• Problem requirements
Would you restate all the data that follows, word for word?

-- Begin --

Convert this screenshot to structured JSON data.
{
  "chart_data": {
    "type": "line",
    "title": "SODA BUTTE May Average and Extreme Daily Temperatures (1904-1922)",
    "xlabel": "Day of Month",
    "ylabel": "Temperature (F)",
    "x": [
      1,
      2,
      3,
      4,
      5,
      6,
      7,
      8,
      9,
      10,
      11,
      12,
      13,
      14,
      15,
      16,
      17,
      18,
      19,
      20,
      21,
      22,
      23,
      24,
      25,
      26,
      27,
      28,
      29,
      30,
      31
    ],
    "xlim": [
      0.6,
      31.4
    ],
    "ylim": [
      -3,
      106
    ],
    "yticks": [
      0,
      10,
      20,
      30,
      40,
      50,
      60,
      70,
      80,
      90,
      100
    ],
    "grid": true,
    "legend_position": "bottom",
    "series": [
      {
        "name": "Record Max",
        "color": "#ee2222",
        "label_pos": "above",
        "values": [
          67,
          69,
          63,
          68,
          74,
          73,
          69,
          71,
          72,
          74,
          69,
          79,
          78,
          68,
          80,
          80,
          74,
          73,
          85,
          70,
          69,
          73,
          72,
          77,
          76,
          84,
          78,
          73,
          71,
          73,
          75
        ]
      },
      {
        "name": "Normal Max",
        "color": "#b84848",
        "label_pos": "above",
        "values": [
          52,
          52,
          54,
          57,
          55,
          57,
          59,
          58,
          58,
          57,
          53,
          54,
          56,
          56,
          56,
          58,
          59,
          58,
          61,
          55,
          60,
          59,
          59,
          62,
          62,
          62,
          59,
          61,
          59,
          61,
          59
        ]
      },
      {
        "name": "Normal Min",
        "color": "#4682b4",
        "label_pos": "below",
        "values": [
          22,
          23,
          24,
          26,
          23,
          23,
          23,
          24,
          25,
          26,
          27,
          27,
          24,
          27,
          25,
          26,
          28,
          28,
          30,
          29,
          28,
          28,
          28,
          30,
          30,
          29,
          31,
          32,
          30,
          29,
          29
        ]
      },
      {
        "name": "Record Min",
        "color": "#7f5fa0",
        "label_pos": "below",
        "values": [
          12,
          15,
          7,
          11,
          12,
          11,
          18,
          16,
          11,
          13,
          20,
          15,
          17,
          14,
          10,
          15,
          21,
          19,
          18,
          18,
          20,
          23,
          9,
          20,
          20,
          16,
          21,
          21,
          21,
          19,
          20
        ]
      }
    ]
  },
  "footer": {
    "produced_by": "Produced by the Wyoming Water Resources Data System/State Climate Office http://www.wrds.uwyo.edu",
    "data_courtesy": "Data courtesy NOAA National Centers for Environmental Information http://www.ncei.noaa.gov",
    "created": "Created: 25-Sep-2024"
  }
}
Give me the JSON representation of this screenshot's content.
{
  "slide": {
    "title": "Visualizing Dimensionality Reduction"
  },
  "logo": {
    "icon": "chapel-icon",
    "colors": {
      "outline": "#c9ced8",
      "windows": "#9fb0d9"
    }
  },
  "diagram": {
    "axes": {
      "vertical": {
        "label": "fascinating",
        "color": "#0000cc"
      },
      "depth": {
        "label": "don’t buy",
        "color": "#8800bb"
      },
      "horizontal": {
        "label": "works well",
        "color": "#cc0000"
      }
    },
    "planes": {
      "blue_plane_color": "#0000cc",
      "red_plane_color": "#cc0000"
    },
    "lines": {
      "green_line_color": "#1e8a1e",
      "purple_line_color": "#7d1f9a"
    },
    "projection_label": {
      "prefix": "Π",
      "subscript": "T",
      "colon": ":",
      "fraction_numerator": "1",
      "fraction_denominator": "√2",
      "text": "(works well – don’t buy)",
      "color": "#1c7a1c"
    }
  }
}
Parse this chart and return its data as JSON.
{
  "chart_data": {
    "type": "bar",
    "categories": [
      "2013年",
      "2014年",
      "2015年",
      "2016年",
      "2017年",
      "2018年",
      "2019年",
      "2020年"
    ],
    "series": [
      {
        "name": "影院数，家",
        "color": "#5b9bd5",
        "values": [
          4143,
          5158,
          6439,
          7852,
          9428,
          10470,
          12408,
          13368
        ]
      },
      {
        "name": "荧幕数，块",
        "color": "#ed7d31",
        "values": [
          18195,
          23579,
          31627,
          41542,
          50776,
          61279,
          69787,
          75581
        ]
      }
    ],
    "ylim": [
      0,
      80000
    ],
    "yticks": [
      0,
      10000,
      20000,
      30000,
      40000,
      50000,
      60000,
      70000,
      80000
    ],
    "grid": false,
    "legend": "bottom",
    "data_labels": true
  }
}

-- End --

• Reply to the exercise
Convert this screenshot to structured JSON data.
{
  "chart_data": {
    "type": "line",
    "title": "SODA BUTTE May Average and Extreme Daily Temperatures (1904-1922)",
    "xlabel": "Day of Month",
    "ylabel": "Temperature (F)",
    "x": [
      1,
      2,
      3,
      4,
      5,
      6,
      7,
      8,
      9,
      10,
      11,
      12,
      13,
      14,
      15,
      16,
      17,
      18,
      19,
      20,
      21,
      22,
      23,
      24,
      25,
      26,
      27,
      28,
      29,
      30,
      31
    ],
    "xlim": [
      0.6,
      31.4
    ],
    "ylim": [
      -3,
      106
    ],
    "yticks": [
      0,
      10,
      20,
      30,
      40,
      50,
      60,
      70,
      80,
      90,
      100
    ],
    "grid": true,
    "legend_position": "bottom",
    "series": [
      {
        "name": "Record Max",
        "color": "#ee2222",
        "label_pos": "above",
        "values": [
          67,
          69,
          63,
          68,
          74,
          73,
          69,
          71,
          72,
          74,
          69,
          79,
          78,
          68,
          80,
          80,
          74,
          73,
          85,
          70,
          69,
          73,
          72,
          77,
          76,
          84,
          78,
          73,
          71,
          73,
          75
        ]
      },
      {
        "name": "Normal Max",
        "color": "#b84848",
        "label_pos": "above",
        "values": [
          52,
          52,
          54,
          57,
          55,
          57,
          59,
          58,
          58,
          57,
          53,
          54,
          56,
          56,
          56,
          58,
          59,
          58,
          61,
          55,
          60,
          59,
          59,
          62,
          62,
          62,
          59,
          61,
          59,
          61,
          59
        ]
      },
      {
        "name": "Normal Min",
        "color": "#4682b4",
        "label_pos": "below",
        "values": [
          22,
          23,
          24,
          26,
          23,
          23,
          23,
          24,
          25,
          26,
          27,
          27,
          24,
          27,
          25,
          26,
          28,
          28,
          30,
          29,
          28,
          28,
          28,
          30,
          30,
          29,
          31,
          32,
          30,
          29,
          29
        ]
      },
      {
        "name": "Record Min",
        "color": "#7f5fa0",
        "label_pos": "below",
        "values": [
          12,
          15,
          7,
          11,
          12,
          11,
          18,
          16,
          11,
          13,
          20,
          15,
          17,
          14,
          10,
          15,
          21,
          19,
          18,
          18,
          20,
          23,
          9,
          20,
          20,
          16,
          21,
          21,
          21,
          19,
          20
        ]
      }
    ]
  },
  "footer": {
    "produced_by": "Produced by the Wyoming Water Resources Data System/State Climate Office http://www.wrds.uwyo.edu",
    "data_courtesy": "Data courtesy NOAA National Centers for Environmental Information http://www.ncei.noaa.gov",
    "created": "Created: 25-Sep-2024"
  }
}
Give me the JSON representation of this screenshot's content.
{
  "slide": {
    "title": "Visualizing Dimensionality Reduction"
  },
  "logo": {
    "icon": "chapel-icon",
    "colors": {
      "outline": "#c9ced8",
      "windows": "#9fb0d9"
    }
  },
  "diagram": {
    "axes": {
      "vertical": {
        "label": "fascinating",
        "color": "#0000cc"
      },
      "depth": {
        "label": "don’t buy",
        "color": "#8800bb"
      },
      "horizontal": {
        "label": "works well",
        "color": "#cc0000"
      }
    },
    "planes": {
      "blue_plane_color": "#0000cc",
      "red_plane_color": "#cc0000"
    },
    "lines": {
      "green_line_color": "#1e8a1e",
      "purple_line_color": "#7d1f9a"
    },
    "projection_label": {
      "prefix": "Π",
      "subscript": "T",
      "colon": ":",
      "fraction_numerator": "1",
      "fraction_denominator": "√2",
      "text": "(works well – don’t buy)",
      "color": "#1c7a1c"
    }
  }
}
Parse this chart and return its data as JSON.
{
  "chart_data": {
    "type": "bar",
    "categories": [
      "2013年",
      "2014年",
      "2015年",
      "2016年",
      "2017年",
      "2018年",
      "2019年",
      "2020年"
    ],
    "series": [
      {
        "name": "影院数，家",
        "color": "#5b9bd5",
        "values": [
          4143,
          5158,
          6439,
          7852,
          9428,
          10470,
          12408,
          13368
        ]
      },
      {
        "name": "荧幕数，块",
        "color": "#ed7d31",
        "values": [
          18195,
          23579,
          31627,
          41542,
          50776,
          61279,
          69787,
          75581
        ]
      }
    ],
    "ylim": [
      0,
      80000
    ],
    "yticks": [
      0,
      10000,
      20000,
      30000,
      40000,
      50000,
      60000,
      70000,
      80000
    ],
    "grid": false,
    "legend": "bottom",
    "data_labels": true
  }
}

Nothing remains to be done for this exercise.